[Start of Supplied records]
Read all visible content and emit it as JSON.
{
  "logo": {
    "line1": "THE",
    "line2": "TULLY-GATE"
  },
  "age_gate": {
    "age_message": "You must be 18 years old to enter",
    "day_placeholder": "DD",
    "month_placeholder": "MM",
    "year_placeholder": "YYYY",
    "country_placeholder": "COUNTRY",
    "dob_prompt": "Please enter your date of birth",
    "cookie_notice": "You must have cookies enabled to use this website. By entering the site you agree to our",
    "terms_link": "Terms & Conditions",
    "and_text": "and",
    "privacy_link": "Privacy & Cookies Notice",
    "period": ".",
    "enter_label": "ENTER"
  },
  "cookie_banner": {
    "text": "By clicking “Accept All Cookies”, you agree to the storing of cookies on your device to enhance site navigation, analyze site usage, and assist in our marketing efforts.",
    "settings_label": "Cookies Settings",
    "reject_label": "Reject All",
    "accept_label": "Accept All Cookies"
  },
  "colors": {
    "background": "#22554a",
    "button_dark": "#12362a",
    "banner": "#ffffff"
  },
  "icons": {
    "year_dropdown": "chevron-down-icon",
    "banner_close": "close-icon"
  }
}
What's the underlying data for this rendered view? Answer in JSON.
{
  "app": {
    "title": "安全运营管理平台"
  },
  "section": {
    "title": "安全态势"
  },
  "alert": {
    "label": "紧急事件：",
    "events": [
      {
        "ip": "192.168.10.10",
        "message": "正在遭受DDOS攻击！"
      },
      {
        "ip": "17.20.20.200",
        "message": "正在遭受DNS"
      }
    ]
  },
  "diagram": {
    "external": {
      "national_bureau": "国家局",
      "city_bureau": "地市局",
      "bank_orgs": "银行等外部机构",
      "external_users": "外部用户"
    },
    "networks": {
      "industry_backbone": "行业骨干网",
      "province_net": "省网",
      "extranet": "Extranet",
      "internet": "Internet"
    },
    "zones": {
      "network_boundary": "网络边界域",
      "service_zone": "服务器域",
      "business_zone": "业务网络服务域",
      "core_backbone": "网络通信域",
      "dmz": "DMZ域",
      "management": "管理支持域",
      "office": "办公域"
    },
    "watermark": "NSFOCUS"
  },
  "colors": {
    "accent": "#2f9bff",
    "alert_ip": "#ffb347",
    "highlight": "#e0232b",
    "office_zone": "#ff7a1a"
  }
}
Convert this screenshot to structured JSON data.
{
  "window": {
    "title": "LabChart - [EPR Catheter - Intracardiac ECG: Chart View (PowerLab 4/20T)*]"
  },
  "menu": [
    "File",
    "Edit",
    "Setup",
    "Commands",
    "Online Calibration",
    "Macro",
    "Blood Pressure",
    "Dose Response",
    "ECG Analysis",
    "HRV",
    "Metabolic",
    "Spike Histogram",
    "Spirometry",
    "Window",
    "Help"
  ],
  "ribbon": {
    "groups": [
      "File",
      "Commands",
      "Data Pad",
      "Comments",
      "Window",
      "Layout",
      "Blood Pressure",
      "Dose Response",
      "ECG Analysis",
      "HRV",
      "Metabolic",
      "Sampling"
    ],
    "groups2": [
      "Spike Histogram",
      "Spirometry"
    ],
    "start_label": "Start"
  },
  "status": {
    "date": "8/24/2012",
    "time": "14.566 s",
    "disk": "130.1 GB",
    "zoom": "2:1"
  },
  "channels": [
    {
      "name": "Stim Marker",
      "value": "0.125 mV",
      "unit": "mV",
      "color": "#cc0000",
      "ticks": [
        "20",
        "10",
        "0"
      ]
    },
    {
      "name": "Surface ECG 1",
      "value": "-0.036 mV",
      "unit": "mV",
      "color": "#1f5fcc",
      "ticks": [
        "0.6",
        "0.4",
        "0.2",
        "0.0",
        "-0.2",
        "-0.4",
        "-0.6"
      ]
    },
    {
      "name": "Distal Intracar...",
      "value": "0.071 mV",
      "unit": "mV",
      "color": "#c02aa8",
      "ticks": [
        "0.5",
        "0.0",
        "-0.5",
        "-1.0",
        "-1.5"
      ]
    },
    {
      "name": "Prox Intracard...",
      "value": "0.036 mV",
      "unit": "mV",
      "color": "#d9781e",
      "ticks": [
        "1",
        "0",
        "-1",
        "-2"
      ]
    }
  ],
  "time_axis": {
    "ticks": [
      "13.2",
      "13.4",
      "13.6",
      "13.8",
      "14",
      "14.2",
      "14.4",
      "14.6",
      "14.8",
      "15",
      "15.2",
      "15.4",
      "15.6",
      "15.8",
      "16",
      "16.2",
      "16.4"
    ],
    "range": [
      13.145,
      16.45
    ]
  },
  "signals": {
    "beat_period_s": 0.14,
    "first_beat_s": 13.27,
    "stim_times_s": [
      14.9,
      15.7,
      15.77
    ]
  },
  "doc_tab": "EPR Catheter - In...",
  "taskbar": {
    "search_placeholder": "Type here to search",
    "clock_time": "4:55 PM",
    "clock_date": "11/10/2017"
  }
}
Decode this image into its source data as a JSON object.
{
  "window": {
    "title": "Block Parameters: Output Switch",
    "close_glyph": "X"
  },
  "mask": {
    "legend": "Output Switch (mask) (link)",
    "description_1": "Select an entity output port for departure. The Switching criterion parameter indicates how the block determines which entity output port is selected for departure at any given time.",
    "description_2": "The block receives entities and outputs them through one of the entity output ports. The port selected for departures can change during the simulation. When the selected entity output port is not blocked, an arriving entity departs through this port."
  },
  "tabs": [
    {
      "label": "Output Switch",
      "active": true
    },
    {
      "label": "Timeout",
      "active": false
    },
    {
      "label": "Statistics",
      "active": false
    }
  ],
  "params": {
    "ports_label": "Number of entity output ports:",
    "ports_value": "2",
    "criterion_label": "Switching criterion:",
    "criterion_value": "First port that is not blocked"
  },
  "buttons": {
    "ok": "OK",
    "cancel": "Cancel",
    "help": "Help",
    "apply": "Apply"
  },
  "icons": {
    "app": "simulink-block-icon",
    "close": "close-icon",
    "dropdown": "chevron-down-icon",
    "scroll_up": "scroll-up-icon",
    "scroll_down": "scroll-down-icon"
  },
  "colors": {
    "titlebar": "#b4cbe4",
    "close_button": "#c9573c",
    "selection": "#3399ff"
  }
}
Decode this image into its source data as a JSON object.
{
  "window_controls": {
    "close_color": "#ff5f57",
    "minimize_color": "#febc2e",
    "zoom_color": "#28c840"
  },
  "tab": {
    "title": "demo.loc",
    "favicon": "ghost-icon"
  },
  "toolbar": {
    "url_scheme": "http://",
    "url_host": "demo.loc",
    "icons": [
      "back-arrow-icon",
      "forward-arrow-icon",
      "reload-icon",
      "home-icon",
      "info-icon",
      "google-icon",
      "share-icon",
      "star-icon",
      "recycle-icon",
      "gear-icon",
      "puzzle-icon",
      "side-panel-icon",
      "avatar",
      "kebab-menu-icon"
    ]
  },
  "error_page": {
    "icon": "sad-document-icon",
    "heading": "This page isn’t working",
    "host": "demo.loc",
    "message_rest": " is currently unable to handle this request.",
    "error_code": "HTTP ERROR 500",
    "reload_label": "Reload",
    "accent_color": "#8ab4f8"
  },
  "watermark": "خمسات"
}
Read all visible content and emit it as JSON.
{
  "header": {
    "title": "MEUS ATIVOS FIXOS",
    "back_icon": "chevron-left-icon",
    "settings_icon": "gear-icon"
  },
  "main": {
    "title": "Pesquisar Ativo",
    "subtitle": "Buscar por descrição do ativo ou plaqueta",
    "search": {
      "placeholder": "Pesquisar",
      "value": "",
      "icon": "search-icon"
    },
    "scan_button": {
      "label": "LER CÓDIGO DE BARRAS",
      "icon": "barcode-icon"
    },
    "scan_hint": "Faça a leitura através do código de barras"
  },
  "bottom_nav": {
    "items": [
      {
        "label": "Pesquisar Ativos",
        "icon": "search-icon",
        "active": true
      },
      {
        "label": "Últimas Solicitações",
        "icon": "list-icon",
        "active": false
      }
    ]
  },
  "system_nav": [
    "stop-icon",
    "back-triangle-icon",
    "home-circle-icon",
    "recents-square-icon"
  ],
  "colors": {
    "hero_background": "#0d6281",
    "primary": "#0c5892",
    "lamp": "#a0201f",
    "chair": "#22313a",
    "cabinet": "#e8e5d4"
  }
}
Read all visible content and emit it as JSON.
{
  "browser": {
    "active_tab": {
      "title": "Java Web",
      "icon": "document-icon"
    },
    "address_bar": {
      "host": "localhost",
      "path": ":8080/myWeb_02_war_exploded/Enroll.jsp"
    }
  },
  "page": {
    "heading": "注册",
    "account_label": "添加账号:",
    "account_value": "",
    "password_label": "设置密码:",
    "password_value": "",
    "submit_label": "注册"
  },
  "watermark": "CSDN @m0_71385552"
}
[End of Supplied records]
=== Work required ===
Select every line where the word "watermark" occurs.

=== Answer to this task ===
    "watermark": "NSFOCUS"
  "watermark": "خمسات"
  "watermark": "CSDN @m0_71385552"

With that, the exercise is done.